Saved entries:
————
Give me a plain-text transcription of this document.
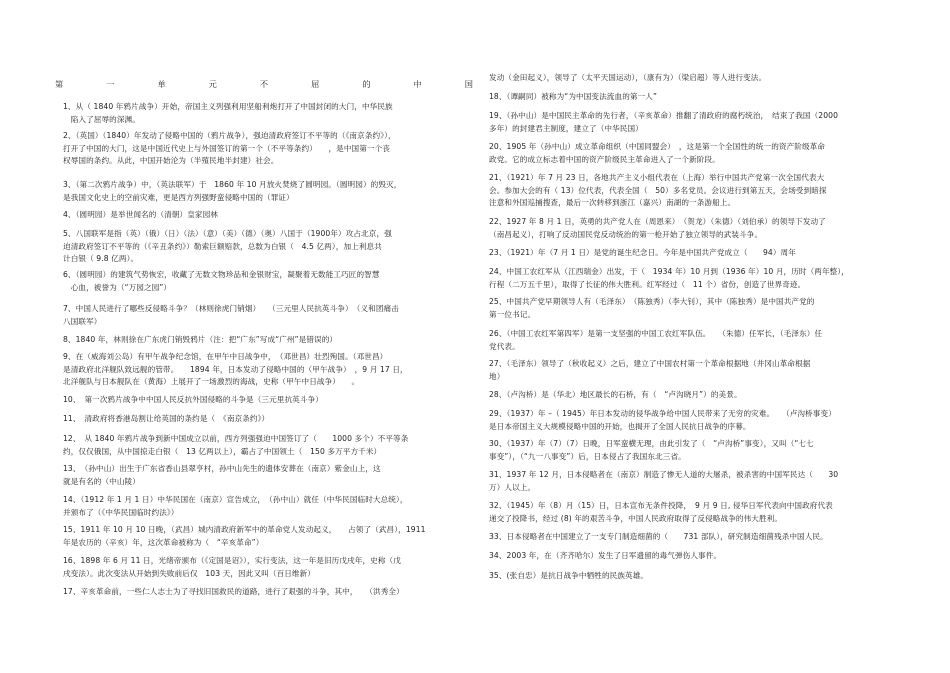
第	一	单	元	不	屈	的	中	国

1、从（ 1840 年鸦片战争）开始，帝国主义列强利用坚船利炮打开了中国封闭的大门，中华民族

　陷入了屈辱的深渊。

2、（英国）（1840）年发动了侵略中国的（鸦片战争），强迫清政府签订不平等的（《南京条约》），

打开了中国的大门，这是中国近代史上与外国签订的第一个（不平等条约）　　，是中国第一个丧

权辱国的条约。从此，中国开始沦为（半殖民地半封建）社会。

3、（第二次鸦片战争）中，（英法联军）于　1860 年 10 月放火焚烧了圆明园。（圆明园）的毁灭，

是我国文化史上的空前灾难，更是西方列强野蛮侵略中国的（罪证）

4、（圆明园）是举世闻名的（清朝）皇家园林

5、八国联军是指（英）（俄）（日）（法）（意）（美）（德）（奥）八国于（1900年）攻占北京，强

迫清政府签订不平等的（《辛丑条约》）勒索巨额赔款，总数为白银（　4.5 亿两），加上利息共

计白银（ 9.8 亿两）。

6、（圆明园）的建筑气势恢宏，收藏了无数文物珍品和金银财宝，凝聚着无数能工巧匠的智慧

　心血，被誉为（“万园之园”）

7、中国人民进行了哪些反侵略斗争？（林则徐虎门销烟）　　（三元里人民抗英斗争）　（义和团痛击

八国联军）

8、1840 年，林则徐在广东虎门销毁鸦片（注：把“广东”写成“广州”是错误的）

9、在（威海刘公岛）有甲午战争纪念馆，在甲午中日战争中，　（邓世昌）壮烈殉国。（邓世昌）

是清政府北洋舰队致远舰的管带。　　1894 年，日本发动了侵略中国的（甲午战争）　，9 月 17 日，

北洋舰队与日本舰队在（黄海）上展开了一场激烈的海战，史称（甲午中日战争）　　。

10、　第一次鸦片战争中中国人民反抗外国侵略的斗争是（三元里抗英斗争）

11、　清政府将香港岛割让给英国的条约是（　《南京条约》）

12、　从 1840 年鸦片战争到新中国成立以前，西方列强强迫中国签订了（　　1000 多个）不平等条

约，仅仅俄国，从中国掠走白银（　13 亿两以上），霸占了中国领土（　150 多万平方千米）

13、　（孙中山）出生于广东省香山县翠亨村，孙中山先生的遗体安葬在（南京）紫金山上，这

就是有名的（中山陵）

14、（1912 年 1 月 1 日）中华民国在（南京）宣告成立，　（孙中山）就任（中华民国临时大总统），

并颁布了（《中华民国临时约法》）

15、1911 年 10 月 10 日晚，（武昌）城内清政府新军中的革命党人发动起义，　　占领了（武昌），1911

年是农历的（辛亥）年，这次革命被称为（　“辛亥革命”）

16、1898 年 6 月 11 日，光绪帝颁布（《定国是诏》），实行变法，这一年是旧历戊戌年，史称（戊

戌变法）。此次变法从开始到失败前后仅　103 天，因此又叫（百日维新）

17、辛亥革命前，一些仁人志士为了寻找旧国救民的道路，进行了艰强的斗争，其中，　　（洪秀全）

发动（金田起义），领导了（太平天国运动），（康有为）（梁启超）等人进行变法。

18、（谭嗣同）被称为“为中国变法流血的第一人”

19、（孙中山）是中国民主革命的先行者，（辛亥革命）推翻了清政府的腐朽统治，　结束了我国（2000

多年）的封建君主制度，建立了（中华民国）

20、1905 年（孙中山）成立革命组织（中国同盟会）　，这是第一个全国性的统一的资产阶级革命

政党。它的成立标志着中国的资产阶级民主革命进入了一个新阶段。

21、（1921）年 7 月 23 日，各地共产主义小组代表在（上海）举行中国共产党第一次全国代表大

会。参加大会的有（ 13）位代表，代表全国（　50）多名党员。会议进行到第五天，会场受到暗探

注意和外国巡捕搜查，最后一次转移到浙江（嘉兴）南湖的一条游船上。

22、1927 年 8 月 1 日，英勇的共产党人在（周恩来）　（贺龙）（朱德）（刘伯承）的领导下发动了

（南昌起义），打响了反动国民党反动统治的第一枪开始了独立领导的武装斗争。

23、（1921）年（7 月 1 日）是党的诞生纪念日。今年是中国共产党成立（　　94）周年

24、中国工农红军从（江西瑞金）出发，于（　1934 年）10 月到（1936 年）10 月，历时（两年整），

行程（二万五千里），取得了长征的伟大胜利。红军经过（　11 个）省份，创造了世界奇迹。

25、中国共产党早期领导人有（毛泽东）　（陈独秀）（李大钊），其中（陈独秀）是中国共产党的

第一位书记。

26、（中国工农红军第四军）是第一支坚强的中国工农红军队伍。　　（朱德）任军长，（毛泽东）任

党代表。

27、（毛泽东）领导了（秋收起义）之后，建立了中国农村第一个革命根据地（井冈山革命根据

地）

28、（卢沟桥）是（华北）地区最长的石桥，有（　“卢沟晓月”）的美景。

29、（1937）年 –（ 1945）年日本发动的侵华战争给中国人民带来了无穷的灾难。　　（卢沟桥事变）

是日本帝国主义大规模侵略中国的开始，也揭开了全国人民抗日战争的序幕。

30、（1937）年（7）（7）日晚，日军蛮横无理，由此引发了（　“卢沟桥”事变），又叫（“七七

事变”），（“九一八事变”）后，日本侵占了我国东北三省。

31、1937 年 12 月，日本侵略者在（南京）制造了惨无人道的大屠杀，被杀害的中国军民达（　　30

万）人以上。

32、（1945）年（8）月（15）日，日本宣布无条件投降，　9 月 9 日, 侵华日军代表向中国政府代表

递交了投降书，经过 (8) 年的艰苦斗争，中国人民政府取得了反侵略战争的伟大胜利。

33、日本侵略者在中国建立了一支专门制造细菌的（　　731 部队），研究制造细菌残杀中国人民。

34、2003 年，在（齐齐哈尔）发生了日军遗留的毒气弹伤人事件。

35、(张自忠）是抗日战争中牺牲的民族英雄。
————
INSTRUCTIONS TO FOLLOW:
Each entry shown above must be quoted exactly, with its pictures left out.

THE ANSWER:
Give me a plain-text transcription of this document.
第	一	单	元	不	屈	的	中	国

1、从（ 1840 年鸦片战争）开始，帝国主义列强利用坚船利炮打开了中国封闭的大门，中华民族

　陷入了屈辱的深渊。

2、（英国）（1840）年发动了侵略中国的（鸦片战争），强迫清政府签订不平等的（《南京条约》），

打开了中国的大门，这是中国近代史上与外国签订的第一个（不平等条约）　　，是中国第一个丧

权辱国的条约。从此，中国开始沦为（半殖民地半封建）社会。

3、（第二次鸦片战争）中，（英法联军）于　1860 年 10 月放火焚烧了圆明园。（圆明园）的毁灭，

是我国文化史上的空前灾难，更是西方列强野蛮侵略中国的（罪证）

4、（圆明园）是举世闻名的（清朝）皇家园林

5、八国联军是指（英）（俄）（日）（法）（意）（美）（德）（奥）八国于（1900年）攻占北京，强

迫清政府签订不平等的（《辛丑条约》）勒索巨额赔款，总数为白银（　4.5 亿两），加上利息共

计白银（ 9.8 亿两）。

6、（圆明园）的建筑气势恢宏，收藏了无数文物珍品和金银财宝，凝聚着无数能工巧匠的智慧

　心血，被誉为（“万园之园”）

7、中国人民进行了哪些反侵略斗争？（林则徐虎门销烟）　　（三元里人民抗英斗争）　（义和团痛击

八国联军）

8、1840 年，林则徐在广东虎门销毁鸦片（注：把“广东”写成“广州”是错误的）

9、在（威海刘公岛）有甲午战争纪念馆，在甲午中日战争中，　（邓世昌）壮烈殉国。（邓世昌）

是清政府北洋舰队致远舰的管带。　　1894 年，日本发动了侵略中国的（甲午战争）　，9 月 17 日，

北洋舰队与日本舰队在（黄海）上展开了一场激烈的海战，史称（甲午中日战争）　　。

10、　第一次鸦片战争中中国人民反抗外国侵略的斗争是（三元里抗英斗争）

11、　清政府将香港岛割让给英国的条约是（　《南京条约》）

12、　从 1840 年鸦片战争到新中国成立以前，西方列强强迫中国签订了（　　1000 多个）不平等条

约，仅仅俄国，从中国掠走白银（　13 亿两以上），霸占了中国领土（　150 多万平方千米）

13、　（孙中山）出生于广东省香山县翠亨村，孙中山先生的遗体安葬在（南京）紫金山上，这

就是有名的（中山陵）

14、（1912 年 1 月 1 日）中华民国在（南京）宣告成立，　（孙中山）就任（中华民国临时大总统），

并颁布了（《中华民国临时约法》）

15、1911 年 10 月 10 日晚，（武昌）城内清政府新军中的革命党人发动起义，　　占领了（武昌），1911

年是农历的（辛亥）年，这次革命被称为（　“辛亥革命”）

16、1898 年 6 月 11 日，光绪帝颁布（《定国是诏》），实行变法，这一年是旧历戊戌年，史称（戊

戌变法）。此次变法从开始到失败前后仅　103 天，因此又叫（百日维新）

17、辛亥革命前，一些仁人志士为了寻找旧国救民的道路，进行了艰强的斗争，其中，　　（洪秀全）

发动（金田起义），领导了（太平天国运动），（康有为）（梁启超）等人进行变法。

18、（谭嗣同）被称为“为中国变法流血的第一人”

19、（孙中山）是中国民主革命的先行者，（辛亥革命）推翻了清政府的腐朽统治，　结束了我国（2000

多年）的封建君主制度，建立了（中华民国）

20、1905 年（孙中山）成立革命组织（中国同盟会）　，这是第一个全国性的统一的资产阶级革命

政党。它的成立标志着中国的资产阶级民主革命进入了一个新阶段。

21、（1921）年 7 月 23 日，各地共产主义小组代表在（上海）举行中国共产党第一次全国代表大

会。参加大会的有（ 13）位代表，代表全国（　50）多名党员。会议进行到第五天，会场受到暗探

注意和外国巡捕搜查，最后一次转移到浙江（嘉兴）南湖的一条游船上。

22、1927 年 8 月 1 日，英勇的共产党人在（周恩来）　（贺龙）（朱德）（刘伯承）的领导下发动了

（南昌起义），打响了反动国民党反动统治的第一枪开始了独立领导的武装斗争。

23、（1921）年（7 月 1 日）是党的诞生纪念日。今年是中国共产党成立（　　94）周年

24、中国工农红军从（江西瑞金）出发，于（　1934 年）10 月到（1936 年）10 月，历时（两年整），

行程（二万五千里），取得了长征的伟大胜利。红军经过（　11 个）省份，创造了世界奇迹。

25、中国共产党早期领导人有（毛泽东）　（陈独秀）（李大钊），其中（陈独秀）是中国共产党的

第一位书记。

26、（中国工农红军第四军）是第一支坚强的中国工农红军队伍。　　（朱德）任军长，（毛泽东）任

党代表。

27、（毛泽东）领导了（秋收起义）之后，建立了中国农村第一个革命根据地（井冈山革命根据

地）

28、（卢沟桥）是（华北）地区最长的石桥，有（　“卢沟晓月”）的美景。

29、（1937）年 –（ 1945）年日本发动的侵华战争给中国人民带来了无穷的灾难。　　（卢沟桥事变）

是日本帝国主义大规模侵略中国的开始，也揭开了全国人民抗日战争的序幕。

30、（1937）年（7）（7）日晚，日军蛮横无理，由此引发了（　“卢沟桥”事变），又叫（“七七

事变”），（“九一八事变”）后，日本侵占了我国东北三省。

31、1937 年 12 月，日本侵略者在（南京）制造了惨无人道的大屠杀，被杀害的中国军民达（　　30

万）人以上。

32、（1945）年（8）月（15）日，日本宣布无条件投降，　9 月 9 日, 侵华日军代表向中国政府代表

递交了投降书，经过 (8) 年的艰苦斗争，中国人民政府取得了反侵略战争的伟大胜利。

33、日本侵略者在中国建立了一支专门制造细菌的（　　731 部队），研究制造细菌残杀中国人民。

34、2003 年，在（齐齐哈尔）发生了日军遗留的毒气弹伤人事件。

35、(张自忠）是抗日战争中牺牲的民族英雄。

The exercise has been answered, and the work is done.